*Aim*. Repeat every record below exactly, leaving out the pictures.
[start Record list]
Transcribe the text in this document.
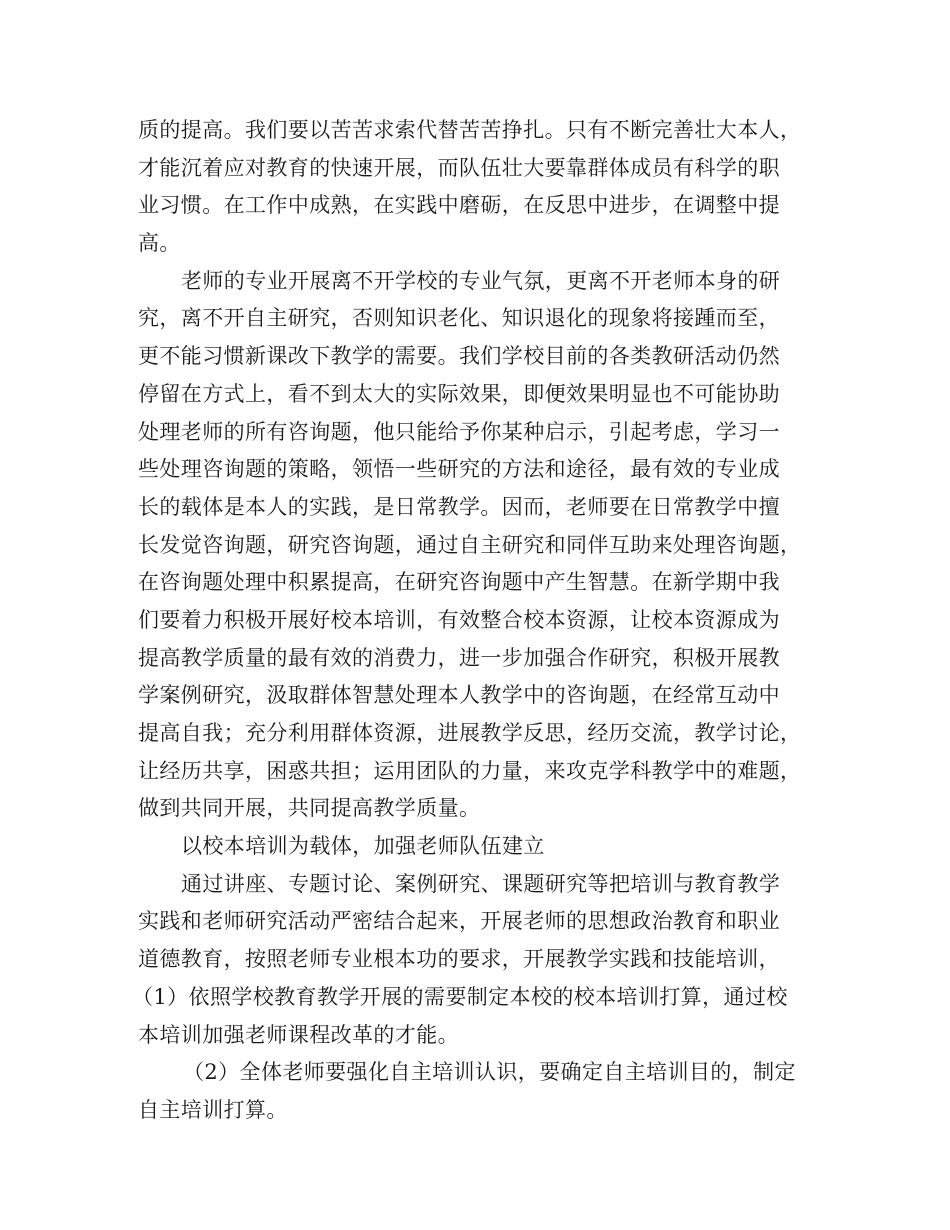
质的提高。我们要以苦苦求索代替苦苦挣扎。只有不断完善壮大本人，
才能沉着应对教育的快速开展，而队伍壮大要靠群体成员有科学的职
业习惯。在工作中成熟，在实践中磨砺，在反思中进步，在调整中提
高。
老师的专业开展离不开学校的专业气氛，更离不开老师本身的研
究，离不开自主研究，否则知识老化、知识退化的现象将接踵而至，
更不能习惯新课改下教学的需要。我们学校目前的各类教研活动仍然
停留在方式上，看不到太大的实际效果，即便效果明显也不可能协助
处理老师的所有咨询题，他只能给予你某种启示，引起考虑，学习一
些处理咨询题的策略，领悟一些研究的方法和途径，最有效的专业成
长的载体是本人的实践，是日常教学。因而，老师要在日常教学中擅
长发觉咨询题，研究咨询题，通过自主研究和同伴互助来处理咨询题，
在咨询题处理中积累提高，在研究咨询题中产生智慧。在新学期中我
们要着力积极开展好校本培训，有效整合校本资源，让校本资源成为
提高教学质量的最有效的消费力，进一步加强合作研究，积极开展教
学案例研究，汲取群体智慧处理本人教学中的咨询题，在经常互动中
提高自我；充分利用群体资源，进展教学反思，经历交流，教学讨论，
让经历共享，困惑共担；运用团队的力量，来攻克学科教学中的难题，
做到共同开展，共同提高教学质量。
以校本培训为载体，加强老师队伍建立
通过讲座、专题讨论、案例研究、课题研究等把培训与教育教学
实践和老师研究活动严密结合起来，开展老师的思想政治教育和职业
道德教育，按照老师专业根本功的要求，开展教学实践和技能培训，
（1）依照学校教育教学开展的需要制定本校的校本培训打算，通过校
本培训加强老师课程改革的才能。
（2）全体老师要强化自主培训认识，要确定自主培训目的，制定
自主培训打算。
[end Record list]
*Task output*.
Transcribe the text in this document.
质的提高。我们要以苦苦求索代替苦苦挣扎。只有不断完善壮大本人，
才能沉着应对教育的快速开展，而队伍壮大要靠群体成员有科学的职
业习惯。在工作中成熟，在实践中磨砺，在反思中进步，在调整中提
高。
老师的专业开展离不开学校的专业气氛，更离不开老师本身的研
究，离不开自主研究，否则知识老化、知识退化的现象将接踵而至，
更不能习惯新课改下教学的需要。我们学校目前的各类教研活动仍然
停留在方式上，看不到太大的实际效果，即便效果明显也不可能协助
处理老师的所有咨询题，他只能给予你某种启示，引起考虑，学习一
些处理咨询题的策略，领悟一些研究的方法和途径，最有效的专业成
长的载体是本人的实践，是日常教学。因而，老师要在日常教学中擅
长发觉咨询题，研究咨询题，通过自主研究和同伴互助来处理咨询题，
在咨询题处理中积累提高，在研究咨询题中产生智慧。在新学期中我
们要着力积极开展好校本培训，有效整合校本资源，让校本资源成为
提高教学质量的最有效的消费力，进一步加强合作研究，积极开展教
学案例研究，汲取群体智慧处理本人教学中的咨询题，在经常互动中
提高自我；充分利用群体资源，进展教学反思，经历交流，教学讨论，
让经历共享，困惑共担；运用团队的力量，来攻克学科教学中的难题，
做到共同开展，共同提高教学质量。
以校本培训为载体，加强老师队伍建立
通过讲座、专题讨论、案例研究、课题研究等把培训与教育教学
实践和老师研究活动严密结合起来，开展老师的思想政治教育和职业
道德教育，按照老师专业根本功的要求，开展教学实践和技能培训，
（1）依照学校教育教学开展的需要制定本校的校本培训打算，通过校
本培训加强老师课程改革的才能。
（2）全体老师要强化自主培训认识，要确定自主培训目的，制定
自主培训打算。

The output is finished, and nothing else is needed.